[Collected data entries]
*****

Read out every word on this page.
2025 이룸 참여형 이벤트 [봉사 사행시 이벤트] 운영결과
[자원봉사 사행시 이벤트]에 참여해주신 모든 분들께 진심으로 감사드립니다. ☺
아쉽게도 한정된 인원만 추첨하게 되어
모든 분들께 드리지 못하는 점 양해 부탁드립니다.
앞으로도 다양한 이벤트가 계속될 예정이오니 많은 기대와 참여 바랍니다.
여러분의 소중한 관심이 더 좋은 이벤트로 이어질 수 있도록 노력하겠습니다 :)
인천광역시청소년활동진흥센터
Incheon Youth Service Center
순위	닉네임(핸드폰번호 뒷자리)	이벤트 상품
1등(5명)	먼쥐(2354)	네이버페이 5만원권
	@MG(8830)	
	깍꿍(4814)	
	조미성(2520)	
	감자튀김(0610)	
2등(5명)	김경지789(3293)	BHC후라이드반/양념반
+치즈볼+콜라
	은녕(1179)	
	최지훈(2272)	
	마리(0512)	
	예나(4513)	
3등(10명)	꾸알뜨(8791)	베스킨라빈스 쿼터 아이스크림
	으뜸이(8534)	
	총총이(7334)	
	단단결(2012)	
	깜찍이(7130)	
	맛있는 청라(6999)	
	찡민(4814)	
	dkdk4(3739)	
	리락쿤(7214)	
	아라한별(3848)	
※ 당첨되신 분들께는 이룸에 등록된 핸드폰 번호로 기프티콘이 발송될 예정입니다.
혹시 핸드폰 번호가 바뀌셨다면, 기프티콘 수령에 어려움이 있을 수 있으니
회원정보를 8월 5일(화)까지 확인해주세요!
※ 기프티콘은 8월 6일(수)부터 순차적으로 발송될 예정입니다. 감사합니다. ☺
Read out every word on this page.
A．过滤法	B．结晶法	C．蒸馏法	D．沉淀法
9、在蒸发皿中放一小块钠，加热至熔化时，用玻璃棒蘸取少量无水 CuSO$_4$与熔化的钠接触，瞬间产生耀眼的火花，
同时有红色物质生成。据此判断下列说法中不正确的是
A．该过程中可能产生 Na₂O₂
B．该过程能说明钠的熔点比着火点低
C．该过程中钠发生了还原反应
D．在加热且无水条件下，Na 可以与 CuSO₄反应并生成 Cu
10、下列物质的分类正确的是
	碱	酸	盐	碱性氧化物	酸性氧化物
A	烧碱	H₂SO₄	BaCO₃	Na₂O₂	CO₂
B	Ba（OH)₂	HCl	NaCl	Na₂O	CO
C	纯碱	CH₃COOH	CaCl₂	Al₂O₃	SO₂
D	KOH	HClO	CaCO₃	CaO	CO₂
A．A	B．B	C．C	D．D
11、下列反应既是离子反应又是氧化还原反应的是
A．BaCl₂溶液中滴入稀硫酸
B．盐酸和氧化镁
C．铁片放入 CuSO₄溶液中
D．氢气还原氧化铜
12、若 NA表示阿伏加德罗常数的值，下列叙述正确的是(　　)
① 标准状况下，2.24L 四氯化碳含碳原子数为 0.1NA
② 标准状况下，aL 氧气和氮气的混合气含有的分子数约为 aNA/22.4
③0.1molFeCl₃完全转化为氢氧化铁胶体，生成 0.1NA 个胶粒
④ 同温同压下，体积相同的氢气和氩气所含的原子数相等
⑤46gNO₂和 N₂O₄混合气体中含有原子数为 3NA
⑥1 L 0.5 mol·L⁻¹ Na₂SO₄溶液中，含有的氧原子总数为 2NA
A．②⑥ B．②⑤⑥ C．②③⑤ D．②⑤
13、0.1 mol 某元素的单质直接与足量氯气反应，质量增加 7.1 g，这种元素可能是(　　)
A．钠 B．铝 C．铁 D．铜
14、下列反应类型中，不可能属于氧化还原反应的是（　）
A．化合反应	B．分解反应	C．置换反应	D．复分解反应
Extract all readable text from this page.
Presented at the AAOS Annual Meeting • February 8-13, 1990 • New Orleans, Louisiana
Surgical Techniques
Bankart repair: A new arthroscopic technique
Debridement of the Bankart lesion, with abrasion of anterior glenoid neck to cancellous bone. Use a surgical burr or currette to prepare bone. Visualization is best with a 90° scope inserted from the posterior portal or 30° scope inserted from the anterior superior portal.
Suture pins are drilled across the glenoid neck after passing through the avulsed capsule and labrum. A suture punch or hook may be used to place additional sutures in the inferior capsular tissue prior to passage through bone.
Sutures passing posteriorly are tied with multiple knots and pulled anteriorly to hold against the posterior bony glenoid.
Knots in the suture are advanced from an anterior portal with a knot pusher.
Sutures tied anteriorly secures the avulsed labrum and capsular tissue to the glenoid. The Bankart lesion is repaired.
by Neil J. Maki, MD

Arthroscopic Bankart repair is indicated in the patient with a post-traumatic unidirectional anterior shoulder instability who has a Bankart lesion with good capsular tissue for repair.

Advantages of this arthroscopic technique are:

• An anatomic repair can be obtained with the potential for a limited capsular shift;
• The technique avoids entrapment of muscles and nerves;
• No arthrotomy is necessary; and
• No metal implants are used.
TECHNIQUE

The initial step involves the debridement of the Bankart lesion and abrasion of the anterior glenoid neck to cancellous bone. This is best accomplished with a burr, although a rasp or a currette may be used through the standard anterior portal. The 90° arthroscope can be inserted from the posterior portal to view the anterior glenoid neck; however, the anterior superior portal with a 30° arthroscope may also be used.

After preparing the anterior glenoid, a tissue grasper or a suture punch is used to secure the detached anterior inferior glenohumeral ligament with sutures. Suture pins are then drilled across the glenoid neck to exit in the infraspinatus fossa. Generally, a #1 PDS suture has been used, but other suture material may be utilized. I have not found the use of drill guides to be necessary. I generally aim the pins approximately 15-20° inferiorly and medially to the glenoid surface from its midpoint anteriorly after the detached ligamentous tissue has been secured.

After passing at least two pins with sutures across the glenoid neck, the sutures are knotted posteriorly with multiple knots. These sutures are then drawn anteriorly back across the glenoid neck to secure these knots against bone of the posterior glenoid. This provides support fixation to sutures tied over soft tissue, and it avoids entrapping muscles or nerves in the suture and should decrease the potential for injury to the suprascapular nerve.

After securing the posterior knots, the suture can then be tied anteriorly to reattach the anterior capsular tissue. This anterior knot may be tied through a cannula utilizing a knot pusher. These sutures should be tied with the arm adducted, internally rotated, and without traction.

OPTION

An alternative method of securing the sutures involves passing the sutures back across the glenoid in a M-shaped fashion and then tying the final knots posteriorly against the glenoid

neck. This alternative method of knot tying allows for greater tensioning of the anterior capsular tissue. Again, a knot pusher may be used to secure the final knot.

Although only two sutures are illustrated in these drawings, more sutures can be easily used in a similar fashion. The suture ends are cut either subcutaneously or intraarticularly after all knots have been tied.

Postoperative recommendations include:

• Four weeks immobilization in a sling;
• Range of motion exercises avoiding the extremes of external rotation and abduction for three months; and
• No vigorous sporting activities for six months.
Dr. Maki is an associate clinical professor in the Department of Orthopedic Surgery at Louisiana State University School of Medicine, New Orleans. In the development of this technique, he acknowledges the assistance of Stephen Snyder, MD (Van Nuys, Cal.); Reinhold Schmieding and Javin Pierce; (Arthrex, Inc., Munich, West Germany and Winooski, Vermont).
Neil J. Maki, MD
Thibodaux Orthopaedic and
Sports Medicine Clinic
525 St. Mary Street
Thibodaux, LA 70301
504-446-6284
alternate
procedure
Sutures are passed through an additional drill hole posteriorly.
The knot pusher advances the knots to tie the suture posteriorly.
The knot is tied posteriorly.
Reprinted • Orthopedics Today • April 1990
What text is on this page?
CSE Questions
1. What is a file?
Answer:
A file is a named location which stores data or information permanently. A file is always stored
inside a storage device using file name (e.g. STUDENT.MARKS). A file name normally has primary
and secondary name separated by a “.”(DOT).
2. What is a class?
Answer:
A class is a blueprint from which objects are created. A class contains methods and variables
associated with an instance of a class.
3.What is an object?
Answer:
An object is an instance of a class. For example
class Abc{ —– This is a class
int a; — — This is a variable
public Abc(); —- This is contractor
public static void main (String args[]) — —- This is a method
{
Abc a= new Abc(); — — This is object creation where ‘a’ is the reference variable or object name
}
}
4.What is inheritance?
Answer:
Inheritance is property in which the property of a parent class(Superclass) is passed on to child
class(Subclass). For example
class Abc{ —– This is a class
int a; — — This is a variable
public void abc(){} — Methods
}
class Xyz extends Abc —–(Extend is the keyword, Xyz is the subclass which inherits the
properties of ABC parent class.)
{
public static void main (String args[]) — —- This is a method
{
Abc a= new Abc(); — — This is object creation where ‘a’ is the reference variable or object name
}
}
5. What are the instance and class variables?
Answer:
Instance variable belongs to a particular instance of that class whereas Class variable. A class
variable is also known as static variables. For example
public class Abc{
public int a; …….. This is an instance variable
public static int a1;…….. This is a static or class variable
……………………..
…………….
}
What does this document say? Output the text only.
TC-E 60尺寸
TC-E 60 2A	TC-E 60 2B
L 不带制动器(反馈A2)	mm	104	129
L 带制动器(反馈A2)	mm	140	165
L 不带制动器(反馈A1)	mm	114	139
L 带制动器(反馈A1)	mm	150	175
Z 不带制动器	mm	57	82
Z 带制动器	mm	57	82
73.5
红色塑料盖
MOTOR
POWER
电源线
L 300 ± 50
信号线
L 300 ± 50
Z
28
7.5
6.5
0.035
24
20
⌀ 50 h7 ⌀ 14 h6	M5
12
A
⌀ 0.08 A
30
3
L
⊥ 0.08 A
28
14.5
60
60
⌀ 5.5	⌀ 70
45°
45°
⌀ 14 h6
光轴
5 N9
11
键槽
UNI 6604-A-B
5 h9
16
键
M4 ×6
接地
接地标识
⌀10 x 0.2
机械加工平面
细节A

*****

▶ _TASK INSTRUCTIONS_:
Exactly how many lines of the listing above contain the string "Na₂O₂"? Give no more than the number.

▶ _RESPONSE FOR THIS EXERCISE_:
2